Texte fourni:

──────────

Un écosystème qui se professionnalise

Ces dernières années, l'écosystème du vol d'identifiants a évolué avec la professionnalisation accrue des activités cybercriminelles. Cette tendance est illustrée par la multiplication des Initial Access Brokers (IAB), la prolifération des groupes spécialisés dans le rançongiciel, la hausse des coûts dus aux malwares, et surtout, l’émergence des équipes de Traffers, qui veut dire ouvrier en Russe. Ces voleurs se sont spécialisés dans le vol d’identifiants et jouent un rôle de plus en plus important dans la diffusion des menaces, ainsi que dans l’économie souterraine des acteurs de la menace. Ils sont chargés de rediriger des utilisateurs vers des contenus malveillants exploités par d'autres acteurs de la menace.

Pour augmenter leur taux de réussite, les trafiquants génèrent du trafic pour l'hôte infecté avec des publicités Google frauduleuses, des comptes YouTube volés et d'autres techniques similaires. Celles-ci sont utilisées pour diffuser les logiciels malveillants aussi largement que possible. Les trafiquants ont développé un modèle d'entreprise qui implique un recrutement, une formation et une rémunération spécifiques, qui les distinguent des autres cybercriminels. Leur organisation comprend également une chaîne complexe de fournisseurs de produits et de services, ainsi que la gestion de l'espace dédié à la vente des logs exfiltrés.  

Un recrutement via les réseaux sociaux

Le mode de recrutement est relativement simple : les individus trouvent, généralement via des forums clandestins, des groupes de trafiquants et contactent les administrateurs. Ceux-ci les renvoient à un bot Telegram d'enregistrement dans lequel ils doivent généralement répondre à un petit formulaire, en remplissant des champs tels que l'âge, l'expérience antérieure, l'expérience du montage vidéo, le nombre de logs récupérés auprès d'autres groupes (s'ils ont été dans d'autres groupes), etc. Une fois ce formulaire rempli et examiné par un administrateur, la personne fait désormais partie du groupe. Normalement, elle peut tout gérer à partir du bot,

Selon le rapport, les Traffers ont engendré une nouvelle dynamique dans l'écosystème du vol d'identifiants. Le phénomène a pris une ampleur telle que les forums clandestins de cybercriminels, tels que le forum d'ingénierie sociale Zelenka, se sont adaptés et proposent, depuis le début de l'année 2021, des sections dédiées aux Traffers. D'autres forums ont des sections similaires ou des fils de discussion consacrés à ce sujet.

──────────

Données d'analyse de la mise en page
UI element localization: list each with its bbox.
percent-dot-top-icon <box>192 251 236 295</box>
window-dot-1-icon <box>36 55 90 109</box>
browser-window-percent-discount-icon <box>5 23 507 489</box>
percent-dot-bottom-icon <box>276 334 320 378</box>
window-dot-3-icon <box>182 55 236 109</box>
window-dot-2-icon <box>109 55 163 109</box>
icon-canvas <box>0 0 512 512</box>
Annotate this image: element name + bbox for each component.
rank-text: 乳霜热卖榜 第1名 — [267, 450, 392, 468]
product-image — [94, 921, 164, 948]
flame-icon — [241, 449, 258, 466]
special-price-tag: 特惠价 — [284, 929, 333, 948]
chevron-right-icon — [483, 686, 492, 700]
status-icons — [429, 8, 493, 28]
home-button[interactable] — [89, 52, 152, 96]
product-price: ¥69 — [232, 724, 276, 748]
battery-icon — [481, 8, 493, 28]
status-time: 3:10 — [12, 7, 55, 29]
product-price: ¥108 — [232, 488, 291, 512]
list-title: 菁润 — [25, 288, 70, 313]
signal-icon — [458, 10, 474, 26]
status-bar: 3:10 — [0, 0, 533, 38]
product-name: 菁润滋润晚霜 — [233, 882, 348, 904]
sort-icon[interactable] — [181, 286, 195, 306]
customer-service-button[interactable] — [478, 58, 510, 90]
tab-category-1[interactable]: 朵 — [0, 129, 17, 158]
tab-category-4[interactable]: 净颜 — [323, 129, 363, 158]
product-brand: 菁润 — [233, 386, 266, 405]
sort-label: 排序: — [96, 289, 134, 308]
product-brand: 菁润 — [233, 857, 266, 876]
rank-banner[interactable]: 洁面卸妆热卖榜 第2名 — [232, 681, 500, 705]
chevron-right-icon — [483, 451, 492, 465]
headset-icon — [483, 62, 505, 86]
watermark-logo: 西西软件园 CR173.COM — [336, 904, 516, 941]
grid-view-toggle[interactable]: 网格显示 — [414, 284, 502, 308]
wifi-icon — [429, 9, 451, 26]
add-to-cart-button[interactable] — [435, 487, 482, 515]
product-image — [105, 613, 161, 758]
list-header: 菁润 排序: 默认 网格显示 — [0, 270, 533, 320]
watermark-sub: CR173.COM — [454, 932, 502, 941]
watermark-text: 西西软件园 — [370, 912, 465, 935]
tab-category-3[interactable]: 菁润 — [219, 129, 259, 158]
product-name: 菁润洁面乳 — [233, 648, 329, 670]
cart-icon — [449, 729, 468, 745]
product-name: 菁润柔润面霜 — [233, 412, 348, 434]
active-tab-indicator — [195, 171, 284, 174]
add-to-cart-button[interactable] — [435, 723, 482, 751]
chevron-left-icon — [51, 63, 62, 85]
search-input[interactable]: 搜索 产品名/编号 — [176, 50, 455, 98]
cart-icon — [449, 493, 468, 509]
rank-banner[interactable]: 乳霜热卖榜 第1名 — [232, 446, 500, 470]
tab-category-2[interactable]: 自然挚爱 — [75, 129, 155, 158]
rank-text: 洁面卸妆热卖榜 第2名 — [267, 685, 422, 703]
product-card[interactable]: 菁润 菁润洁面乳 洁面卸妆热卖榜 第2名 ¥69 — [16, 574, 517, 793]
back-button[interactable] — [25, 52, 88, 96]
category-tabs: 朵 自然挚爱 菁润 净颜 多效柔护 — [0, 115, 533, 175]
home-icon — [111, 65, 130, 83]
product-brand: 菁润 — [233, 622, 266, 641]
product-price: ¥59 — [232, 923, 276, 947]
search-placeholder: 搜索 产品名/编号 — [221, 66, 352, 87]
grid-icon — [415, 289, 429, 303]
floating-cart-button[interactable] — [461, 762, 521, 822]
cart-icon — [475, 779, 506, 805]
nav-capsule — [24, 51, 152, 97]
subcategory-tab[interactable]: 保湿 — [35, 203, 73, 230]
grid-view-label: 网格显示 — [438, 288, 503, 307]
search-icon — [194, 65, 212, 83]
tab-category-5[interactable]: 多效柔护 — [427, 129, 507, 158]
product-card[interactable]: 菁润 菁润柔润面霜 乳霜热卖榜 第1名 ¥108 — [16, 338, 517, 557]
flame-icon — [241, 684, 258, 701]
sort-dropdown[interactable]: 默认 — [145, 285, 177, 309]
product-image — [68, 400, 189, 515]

──────────

Consigne 1:
Répondez aux questions suivantes sur le texte consacré aux Traffers.
(a) D'après le texte, que veut dire le mot « Traffers » en russe ?
(b) Vers quoi les administrateurs renvoient-ils les individus qui les contactent ?
(c) Depuis quand le forum Zelenka propose-t-il des sections dédiées aux Traffers ?
Consigne 2:
Rédigez la suite du texte sur les Traffers, à partir de sa dernière phrase.

Production attendue 1:
(a) Il veut dire « ouvrier ».
(b) Ils les renvoient vers un bot Telegram d'enregistrement.
(c) Il en propose depuis le début de l'année 2021.

Production attendue 2:
Telegram, la place de marché des Traffers

Toutefois, ces sections ne servent pas de place de marché pour les informations d'identification volées. Elles servent plutôt à faire de la publicité pour les équipes, en indiquant généralement les logiciels malveillants qu'elles utilisent et les taux de paiement qu'elles proposent, afin d'attirer des Traffers. De fait, l'émergence des canaux Telegram en tant que places de marché dédiées aux informations d'identification volées est également une adaptation de l'écosystème du vol d'informations d'identification.

De plus, avec la tendance croissante du modèle "as-a-service", l'information est progressivement devenue une marchandise, plutôt que d'être partagée gratuitement dans les forums. Ce phénomène, associé à l'émergence des IAB et à la prolifération des groupes de rançongiciels prêts à payer pour ce type d'informations, est également à l'origine de l'expansion et de la maturation des méthodes de distribution des familles de voleurs. « Les cybercriminels professionnalisés sont désormais prêts à payer pour les outils car ils préfèrent la qualité, la stabilité, davantage de fonctionnalités et une assistance technique plutôt que d'utiliser des outils open source ou bon marché qui risquent de tomber en panne et qui ne sont pas aussi simples et confortables à utiliser », explique le rapport.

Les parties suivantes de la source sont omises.